[What the task asks] Gather up every line that includes the string "value".

Start of Provided data

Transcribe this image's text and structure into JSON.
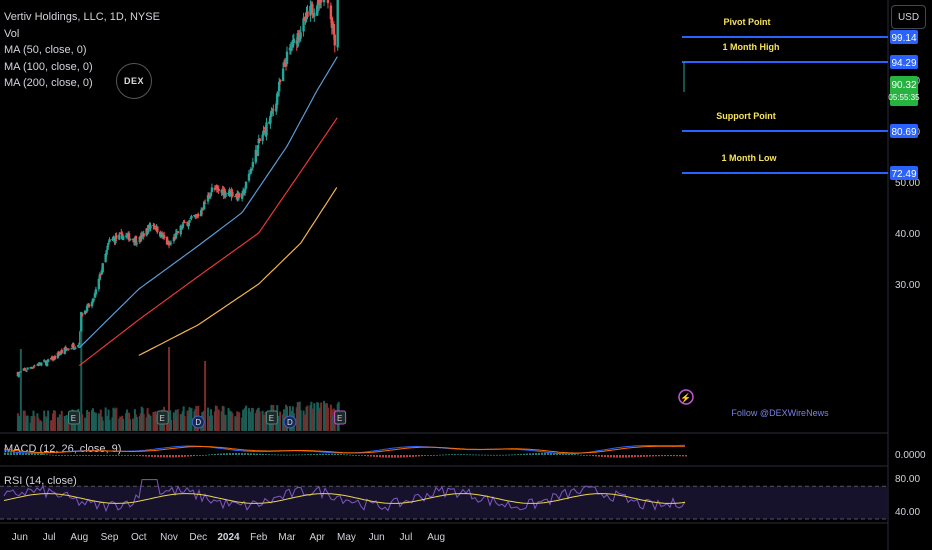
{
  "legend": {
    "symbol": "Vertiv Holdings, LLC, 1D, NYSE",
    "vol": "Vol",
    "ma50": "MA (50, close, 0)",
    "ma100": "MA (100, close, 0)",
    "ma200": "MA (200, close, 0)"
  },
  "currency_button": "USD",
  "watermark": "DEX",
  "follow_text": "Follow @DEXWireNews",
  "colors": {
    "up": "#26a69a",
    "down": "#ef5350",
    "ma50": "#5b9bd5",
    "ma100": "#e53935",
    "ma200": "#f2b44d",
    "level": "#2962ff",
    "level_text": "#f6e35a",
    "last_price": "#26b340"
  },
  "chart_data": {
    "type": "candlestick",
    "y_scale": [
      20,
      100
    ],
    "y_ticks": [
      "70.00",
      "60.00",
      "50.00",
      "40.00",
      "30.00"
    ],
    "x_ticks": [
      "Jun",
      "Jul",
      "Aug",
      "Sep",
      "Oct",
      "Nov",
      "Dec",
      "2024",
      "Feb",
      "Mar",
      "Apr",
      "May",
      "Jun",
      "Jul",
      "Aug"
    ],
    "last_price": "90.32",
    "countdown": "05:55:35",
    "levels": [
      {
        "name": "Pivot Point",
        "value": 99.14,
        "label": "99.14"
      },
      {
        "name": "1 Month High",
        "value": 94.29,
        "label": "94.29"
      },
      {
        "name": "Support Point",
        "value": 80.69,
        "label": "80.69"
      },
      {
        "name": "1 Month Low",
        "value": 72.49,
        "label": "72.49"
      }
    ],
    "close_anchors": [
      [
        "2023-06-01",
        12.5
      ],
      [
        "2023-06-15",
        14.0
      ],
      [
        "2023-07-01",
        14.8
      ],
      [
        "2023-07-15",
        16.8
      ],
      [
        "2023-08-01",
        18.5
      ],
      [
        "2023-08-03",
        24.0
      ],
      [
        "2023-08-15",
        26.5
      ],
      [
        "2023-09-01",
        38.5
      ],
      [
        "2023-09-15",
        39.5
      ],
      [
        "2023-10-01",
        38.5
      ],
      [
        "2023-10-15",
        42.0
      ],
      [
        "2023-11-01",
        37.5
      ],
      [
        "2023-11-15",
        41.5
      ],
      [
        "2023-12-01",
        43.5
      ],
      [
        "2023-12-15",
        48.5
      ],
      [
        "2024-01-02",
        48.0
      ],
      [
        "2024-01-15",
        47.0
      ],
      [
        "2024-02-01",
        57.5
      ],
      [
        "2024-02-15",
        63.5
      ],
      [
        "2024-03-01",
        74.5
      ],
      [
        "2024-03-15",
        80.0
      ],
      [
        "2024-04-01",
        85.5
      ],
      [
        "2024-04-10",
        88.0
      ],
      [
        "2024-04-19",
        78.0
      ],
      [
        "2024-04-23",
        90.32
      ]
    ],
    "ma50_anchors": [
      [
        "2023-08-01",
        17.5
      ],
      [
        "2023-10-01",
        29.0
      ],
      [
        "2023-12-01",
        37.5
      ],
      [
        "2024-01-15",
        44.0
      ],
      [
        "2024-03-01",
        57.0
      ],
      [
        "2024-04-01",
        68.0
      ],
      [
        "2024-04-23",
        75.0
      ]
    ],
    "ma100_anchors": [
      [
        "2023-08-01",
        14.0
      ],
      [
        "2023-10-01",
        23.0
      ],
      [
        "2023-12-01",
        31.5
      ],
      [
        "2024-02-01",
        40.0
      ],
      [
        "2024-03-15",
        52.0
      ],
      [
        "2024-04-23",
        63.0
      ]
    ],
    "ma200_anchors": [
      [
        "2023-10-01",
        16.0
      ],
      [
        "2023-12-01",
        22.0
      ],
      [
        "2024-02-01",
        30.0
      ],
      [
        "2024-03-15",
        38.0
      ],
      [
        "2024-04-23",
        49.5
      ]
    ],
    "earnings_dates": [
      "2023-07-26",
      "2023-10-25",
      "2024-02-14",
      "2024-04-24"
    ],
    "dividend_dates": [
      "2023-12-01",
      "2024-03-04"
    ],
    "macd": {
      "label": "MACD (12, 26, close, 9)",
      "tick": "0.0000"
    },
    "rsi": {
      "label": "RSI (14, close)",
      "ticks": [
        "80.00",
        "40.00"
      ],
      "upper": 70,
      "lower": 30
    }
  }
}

End of Provided data
Start of Provided data

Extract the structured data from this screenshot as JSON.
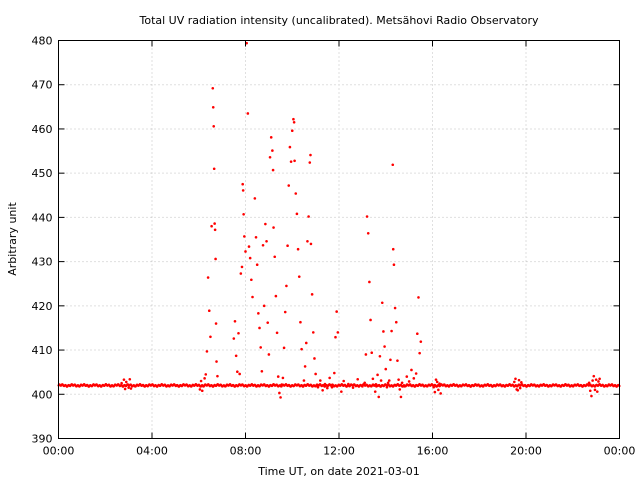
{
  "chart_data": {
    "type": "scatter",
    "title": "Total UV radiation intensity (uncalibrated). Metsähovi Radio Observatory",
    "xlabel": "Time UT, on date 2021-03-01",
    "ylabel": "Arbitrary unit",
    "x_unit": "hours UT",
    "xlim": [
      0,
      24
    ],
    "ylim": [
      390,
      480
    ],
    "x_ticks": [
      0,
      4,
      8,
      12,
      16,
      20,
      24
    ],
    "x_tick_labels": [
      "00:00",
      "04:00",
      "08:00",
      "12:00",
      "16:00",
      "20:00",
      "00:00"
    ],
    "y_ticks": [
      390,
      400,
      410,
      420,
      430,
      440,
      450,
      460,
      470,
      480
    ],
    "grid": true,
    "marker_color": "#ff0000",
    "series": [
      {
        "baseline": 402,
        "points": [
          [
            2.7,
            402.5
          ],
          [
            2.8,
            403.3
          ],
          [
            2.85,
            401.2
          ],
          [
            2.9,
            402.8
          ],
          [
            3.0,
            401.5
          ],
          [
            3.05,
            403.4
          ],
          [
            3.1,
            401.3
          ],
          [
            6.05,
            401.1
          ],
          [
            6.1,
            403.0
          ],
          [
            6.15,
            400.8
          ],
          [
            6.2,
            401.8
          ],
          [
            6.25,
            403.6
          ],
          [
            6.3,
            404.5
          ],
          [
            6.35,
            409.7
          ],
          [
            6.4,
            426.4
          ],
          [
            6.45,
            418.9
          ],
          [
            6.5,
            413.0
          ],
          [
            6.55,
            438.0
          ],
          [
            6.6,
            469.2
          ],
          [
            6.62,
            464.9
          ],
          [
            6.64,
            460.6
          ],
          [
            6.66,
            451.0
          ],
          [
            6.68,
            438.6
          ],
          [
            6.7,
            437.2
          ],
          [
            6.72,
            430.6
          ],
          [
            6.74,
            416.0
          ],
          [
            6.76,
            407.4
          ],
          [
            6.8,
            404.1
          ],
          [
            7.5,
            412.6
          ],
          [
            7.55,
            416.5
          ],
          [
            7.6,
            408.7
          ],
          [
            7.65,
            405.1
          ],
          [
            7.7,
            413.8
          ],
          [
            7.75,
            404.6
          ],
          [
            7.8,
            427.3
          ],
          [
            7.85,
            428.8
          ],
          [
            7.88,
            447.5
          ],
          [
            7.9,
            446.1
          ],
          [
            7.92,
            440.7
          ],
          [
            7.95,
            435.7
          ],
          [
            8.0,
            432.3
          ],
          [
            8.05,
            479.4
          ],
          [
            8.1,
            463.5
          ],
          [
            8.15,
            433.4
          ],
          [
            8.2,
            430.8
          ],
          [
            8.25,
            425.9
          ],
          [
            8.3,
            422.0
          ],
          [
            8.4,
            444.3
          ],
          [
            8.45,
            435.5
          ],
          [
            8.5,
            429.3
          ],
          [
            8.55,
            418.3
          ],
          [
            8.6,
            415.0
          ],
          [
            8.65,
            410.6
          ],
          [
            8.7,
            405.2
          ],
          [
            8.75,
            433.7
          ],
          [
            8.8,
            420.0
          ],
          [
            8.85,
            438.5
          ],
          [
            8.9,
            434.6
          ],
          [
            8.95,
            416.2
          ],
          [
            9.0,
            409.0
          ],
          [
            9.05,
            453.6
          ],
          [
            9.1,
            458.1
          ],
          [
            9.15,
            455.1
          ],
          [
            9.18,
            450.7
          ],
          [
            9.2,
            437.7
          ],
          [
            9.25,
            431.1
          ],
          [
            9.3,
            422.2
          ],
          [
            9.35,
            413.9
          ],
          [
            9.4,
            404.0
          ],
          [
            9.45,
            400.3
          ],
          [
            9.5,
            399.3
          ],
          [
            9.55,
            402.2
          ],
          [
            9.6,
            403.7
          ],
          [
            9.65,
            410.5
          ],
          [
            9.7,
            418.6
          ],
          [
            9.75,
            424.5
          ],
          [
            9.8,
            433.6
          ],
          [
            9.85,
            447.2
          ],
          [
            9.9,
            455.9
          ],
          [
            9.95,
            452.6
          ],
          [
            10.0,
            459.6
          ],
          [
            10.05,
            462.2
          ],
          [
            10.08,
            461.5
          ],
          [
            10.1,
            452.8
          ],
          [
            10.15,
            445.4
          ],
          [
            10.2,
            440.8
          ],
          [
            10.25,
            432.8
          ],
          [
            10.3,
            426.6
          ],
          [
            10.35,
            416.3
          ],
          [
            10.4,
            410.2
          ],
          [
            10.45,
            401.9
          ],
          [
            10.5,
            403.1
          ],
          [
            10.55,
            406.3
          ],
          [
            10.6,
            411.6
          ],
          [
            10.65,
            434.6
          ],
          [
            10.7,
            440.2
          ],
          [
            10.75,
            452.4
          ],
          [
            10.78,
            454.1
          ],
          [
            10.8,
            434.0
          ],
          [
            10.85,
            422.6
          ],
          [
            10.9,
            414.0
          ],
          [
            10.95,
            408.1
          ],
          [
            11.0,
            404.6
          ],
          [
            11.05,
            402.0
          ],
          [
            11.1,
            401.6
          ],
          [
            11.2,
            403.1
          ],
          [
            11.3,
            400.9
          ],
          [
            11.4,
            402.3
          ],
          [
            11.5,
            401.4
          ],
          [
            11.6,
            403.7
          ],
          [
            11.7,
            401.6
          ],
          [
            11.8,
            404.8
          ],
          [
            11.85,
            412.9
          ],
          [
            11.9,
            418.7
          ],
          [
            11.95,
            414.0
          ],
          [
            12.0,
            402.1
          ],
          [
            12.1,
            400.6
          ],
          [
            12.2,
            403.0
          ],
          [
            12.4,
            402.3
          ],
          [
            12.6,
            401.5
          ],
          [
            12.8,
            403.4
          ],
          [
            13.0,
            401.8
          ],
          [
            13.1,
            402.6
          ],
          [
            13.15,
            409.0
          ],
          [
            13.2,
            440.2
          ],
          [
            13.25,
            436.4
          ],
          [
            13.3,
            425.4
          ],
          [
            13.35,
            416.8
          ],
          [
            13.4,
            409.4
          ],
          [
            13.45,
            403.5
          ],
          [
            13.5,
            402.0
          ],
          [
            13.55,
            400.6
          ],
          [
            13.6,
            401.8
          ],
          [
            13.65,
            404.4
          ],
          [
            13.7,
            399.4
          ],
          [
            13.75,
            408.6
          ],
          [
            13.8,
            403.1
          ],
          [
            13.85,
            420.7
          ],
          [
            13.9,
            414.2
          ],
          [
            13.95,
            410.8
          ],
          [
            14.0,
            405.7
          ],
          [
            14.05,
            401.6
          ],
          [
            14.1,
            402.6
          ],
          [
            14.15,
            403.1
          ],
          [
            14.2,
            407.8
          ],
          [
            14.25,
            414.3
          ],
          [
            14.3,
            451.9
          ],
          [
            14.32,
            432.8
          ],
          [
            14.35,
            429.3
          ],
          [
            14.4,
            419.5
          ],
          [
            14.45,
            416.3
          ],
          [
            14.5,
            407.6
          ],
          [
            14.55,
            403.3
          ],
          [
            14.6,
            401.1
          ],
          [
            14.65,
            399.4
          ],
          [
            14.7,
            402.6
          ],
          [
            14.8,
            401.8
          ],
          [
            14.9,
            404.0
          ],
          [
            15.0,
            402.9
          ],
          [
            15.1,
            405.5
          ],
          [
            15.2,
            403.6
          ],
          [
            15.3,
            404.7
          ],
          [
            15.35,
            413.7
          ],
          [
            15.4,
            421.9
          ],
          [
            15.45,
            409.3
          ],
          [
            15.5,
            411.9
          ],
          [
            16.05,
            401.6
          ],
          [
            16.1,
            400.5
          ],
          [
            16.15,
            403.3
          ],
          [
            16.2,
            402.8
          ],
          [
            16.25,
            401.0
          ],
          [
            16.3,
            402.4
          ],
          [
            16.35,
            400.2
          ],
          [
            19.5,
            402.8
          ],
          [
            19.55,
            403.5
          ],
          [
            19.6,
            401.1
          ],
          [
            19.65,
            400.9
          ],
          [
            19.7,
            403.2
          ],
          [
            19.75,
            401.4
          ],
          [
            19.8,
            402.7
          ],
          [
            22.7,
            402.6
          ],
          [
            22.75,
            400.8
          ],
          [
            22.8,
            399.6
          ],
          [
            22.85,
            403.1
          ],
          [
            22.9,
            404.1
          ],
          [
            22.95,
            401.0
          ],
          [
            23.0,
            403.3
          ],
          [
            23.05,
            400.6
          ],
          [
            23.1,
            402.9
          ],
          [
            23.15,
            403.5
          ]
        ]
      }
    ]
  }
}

End of Provided data

[Written answer]
        "value": 99.14,
        "value": 94.29,
        "value": 80.69,
        "value": 72.49,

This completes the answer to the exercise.